[Objective]
Below is the data. Give it again, complete and exact.

[Extracted data]
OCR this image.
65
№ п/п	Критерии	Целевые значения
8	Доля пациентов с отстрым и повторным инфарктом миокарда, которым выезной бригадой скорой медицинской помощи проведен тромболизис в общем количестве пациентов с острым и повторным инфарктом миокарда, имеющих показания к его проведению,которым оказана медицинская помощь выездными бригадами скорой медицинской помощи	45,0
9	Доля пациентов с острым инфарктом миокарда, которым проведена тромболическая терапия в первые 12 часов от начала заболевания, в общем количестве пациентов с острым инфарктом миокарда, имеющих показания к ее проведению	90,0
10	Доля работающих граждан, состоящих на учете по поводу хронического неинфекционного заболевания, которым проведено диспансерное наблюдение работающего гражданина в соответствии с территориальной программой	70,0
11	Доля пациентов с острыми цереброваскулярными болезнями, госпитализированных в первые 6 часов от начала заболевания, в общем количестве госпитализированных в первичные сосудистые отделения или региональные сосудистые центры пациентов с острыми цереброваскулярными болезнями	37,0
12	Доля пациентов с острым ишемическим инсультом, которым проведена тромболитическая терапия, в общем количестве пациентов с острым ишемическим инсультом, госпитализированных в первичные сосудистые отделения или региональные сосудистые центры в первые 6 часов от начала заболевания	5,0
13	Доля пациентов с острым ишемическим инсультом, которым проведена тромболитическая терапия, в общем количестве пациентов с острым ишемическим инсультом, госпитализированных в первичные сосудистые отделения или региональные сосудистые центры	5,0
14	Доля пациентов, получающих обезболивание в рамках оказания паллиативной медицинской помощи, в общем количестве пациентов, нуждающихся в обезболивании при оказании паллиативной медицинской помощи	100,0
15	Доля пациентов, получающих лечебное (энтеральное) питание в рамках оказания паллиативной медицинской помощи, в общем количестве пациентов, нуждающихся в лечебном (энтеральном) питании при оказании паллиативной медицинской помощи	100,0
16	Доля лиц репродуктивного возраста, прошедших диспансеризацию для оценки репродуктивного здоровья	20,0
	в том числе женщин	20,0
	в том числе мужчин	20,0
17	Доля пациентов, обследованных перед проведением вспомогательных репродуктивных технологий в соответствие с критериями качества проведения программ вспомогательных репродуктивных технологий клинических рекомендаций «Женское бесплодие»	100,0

[Completed exercise]
OCR this image.
65
№ п/п	Критерии	Целевые значения
8	Доля пациентов с отстрым и повторным инфарктом миокарда, которым выезной бригадой скорой медицинской помощи проведен тромболизис в общем количестве пациентов с острым и повторным инфарктом миокарда, имеющих показания к его проведению,которым оказана медицинская помощь выездными бригадами скорой медицинской помощи	45,0
9	Доля пациентов с острым инфарктом миокарда, которым проведена тромболическая терапия в первые 12 часов от начала заболевания, в общем количестве пациентов с острым инфарктом миокарда, имеющих показания к ее проведению	90,0
10	Доля работающих граждан, состоящих на учете по поводу хронического неинфекционного заболевания, которым проведено диспансерное наблюдение работающего гражданина в соответствии с территориальной программой	70,0
11	Доля пациентов с острыми цереброваскулярными болезнями, госпитализированных в первые 6 часов от начала заболевания, в общем количестве госпитализированных в первичные сосудистые отделения или региональные сосудистые центры пациентов с острыми цереброваскулярными болезнями	37,0
12	Доля пациентов с острым ишемическим инсультом, которым проведена тромболитическая терапия, в общем количестве пациентов с острым ишемическим инсультом, госпитализированных в первичные сосудистые отделения или региональные сосудистые центры в первые 6 часов от начала заболевания	5,0
13	Доля пациентов с острым ишемическим инсультом, которым проведена тромболитическая терапия, в общем количестве пациентов с острым ишемическим инсультом, госпитализированных в первичные сосудистые отделения или региональные сосудистые центры	5,0
14	Доля пациентов, получающих обезболивание в рамках оказания паллиативной медицинской помощи, в общем количестве пациентов, нуждающихся в обезболивании при оказании паллиативной медицинской помощи	100,0
15	Доля пациентов, получающих лечебное (энтеральное) питание в рамках оказания паллиативной медицинской помощи, в общем количестве пациентов, нуждающихся в лечебном (энтеральном) питании при оказании паллиативной медицинской помощи	100,0
16	Доля лиц репродуктивного возраста, прошедших диспансеризацию для оценки репродуктивного здоровья	20,0
	в том числе женщин	20,0
	в том числе мужчин	20,0
17	Доля пациентов, обследованных перед проведением вспомогательных репродуктивных технологий в соответствие с критериями качества проведения программ вспомогательных репродуктивных технологий клинических рекомендаций «Женское бесплодие»	100,0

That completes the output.